WHAT IS NEEDED: Scan the material below for the string "data", and copy every line where it shows up.

────

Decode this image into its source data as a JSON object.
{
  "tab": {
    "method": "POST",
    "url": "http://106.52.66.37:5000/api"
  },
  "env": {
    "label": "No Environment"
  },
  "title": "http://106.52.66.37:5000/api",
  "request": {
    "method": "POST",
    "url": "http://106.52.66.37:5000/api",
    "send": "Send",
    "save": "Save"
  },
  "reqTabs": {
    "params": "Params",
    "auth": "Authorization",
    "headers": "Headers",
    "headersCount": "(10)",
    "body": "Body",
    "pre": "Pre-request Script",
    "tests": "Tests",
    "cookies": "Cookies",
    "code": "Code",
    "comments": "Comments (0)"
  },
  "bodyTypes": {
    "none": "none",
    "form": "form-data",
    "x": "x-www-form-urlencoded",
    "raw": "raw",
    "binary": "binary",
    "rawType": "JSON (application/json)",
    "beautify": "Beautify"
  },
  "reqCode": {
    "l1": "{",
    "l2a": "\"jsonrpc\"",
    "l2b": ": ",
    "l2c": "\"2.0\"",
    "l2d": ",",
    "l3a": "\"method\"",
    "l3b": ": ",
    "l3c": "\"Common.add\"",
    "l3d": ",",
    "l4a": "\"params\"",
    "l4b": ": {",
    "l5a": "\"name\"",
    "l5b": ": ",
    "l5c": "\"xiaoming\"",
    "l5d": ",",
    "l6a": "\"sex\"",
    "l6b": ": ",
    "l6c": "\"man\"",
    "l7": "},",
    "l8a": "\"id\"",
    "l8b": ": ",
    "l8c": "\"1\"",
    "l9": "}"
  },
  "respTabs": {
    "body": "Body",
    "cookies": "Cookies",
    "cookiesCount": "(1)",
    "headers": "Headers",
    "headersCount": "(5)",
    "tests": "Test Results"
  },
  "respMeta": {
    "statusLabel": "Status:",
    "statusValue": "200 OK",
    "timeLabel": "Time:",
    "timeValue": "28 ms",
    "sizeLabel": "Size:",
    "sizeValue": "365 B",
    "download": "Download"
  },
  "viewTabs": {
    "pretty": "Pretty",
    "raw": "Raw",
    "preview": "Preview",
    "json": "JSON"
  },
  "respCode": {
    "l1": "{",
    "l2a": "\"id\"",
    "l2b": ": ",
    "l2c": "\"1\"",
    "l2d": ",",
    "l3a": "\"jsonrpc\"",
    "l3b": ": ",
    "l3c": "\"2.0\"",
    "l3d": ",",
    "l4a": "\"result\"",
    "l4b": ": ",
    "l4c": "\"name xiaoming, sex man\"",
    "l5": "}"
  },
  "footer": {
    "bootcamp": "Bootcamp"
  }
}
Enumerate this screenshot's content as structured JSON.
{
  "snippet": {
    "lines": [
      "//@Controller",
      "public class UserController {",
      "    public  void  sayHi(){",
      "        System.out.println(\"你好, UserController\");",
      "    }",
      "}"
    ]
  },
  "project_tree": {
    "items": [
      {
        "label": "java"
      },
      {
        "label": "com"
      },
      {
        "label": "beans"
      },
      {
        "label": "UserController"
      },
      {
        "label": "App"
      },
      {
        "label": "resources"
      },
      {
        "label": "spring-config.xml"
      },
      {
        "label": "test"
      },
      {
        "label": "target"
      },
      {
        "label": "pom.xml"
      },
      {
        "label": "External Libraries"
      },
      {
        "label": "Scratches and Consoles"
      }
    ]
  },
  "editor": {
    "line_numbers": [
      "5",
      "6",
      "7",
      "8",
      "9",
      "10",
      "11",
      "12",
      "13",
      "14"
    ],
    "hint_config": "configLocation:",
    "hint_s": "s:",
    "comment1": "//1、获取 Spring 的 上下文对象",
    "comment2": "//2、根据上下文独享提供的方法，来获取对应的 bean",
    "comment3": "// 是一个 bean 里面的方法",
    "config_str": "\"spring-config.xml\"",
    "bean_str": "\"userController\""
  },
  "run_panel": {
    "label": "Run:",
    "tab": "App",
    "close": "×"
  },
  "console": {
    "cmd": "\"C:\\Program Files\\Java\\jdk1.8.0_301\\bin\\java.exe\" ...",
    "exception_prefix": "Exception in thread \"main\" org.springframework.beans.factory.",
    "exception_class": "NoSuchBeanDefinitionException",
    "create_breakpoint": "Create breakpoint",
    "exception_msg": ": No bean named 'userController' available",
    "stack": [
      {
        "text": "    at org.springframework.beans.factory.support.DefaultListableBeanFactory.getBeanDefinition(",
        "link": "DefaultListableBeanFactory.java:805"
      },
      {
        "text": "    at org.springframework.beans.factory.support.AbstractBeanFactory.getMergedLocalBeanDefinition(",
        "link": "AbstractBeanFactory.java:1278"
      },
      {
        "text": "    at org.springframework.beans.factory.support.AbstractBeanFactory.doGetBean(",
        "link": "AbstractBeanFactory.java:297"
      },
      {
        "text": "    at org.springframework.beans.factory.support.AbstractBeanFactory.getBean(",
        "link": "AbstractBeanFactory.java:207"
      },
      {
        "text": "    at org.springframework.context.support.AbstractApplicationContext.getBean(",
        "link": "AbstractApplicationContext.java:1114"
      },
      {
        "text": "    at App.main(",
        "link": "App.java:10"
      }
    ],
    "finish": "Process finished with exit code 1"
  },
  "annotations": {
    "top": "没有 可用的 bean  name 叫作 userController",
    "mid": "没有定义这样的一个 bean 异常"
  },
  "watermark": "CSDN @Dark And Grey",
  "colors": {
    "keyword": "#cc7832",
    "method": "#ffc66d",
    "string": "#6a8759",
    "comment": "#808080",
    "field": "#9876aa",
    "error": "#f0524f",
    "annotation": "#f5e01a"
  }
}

────

WRITTEN REPLY:
Decode this image into its source data as a JSON object.
    "form": "form-data",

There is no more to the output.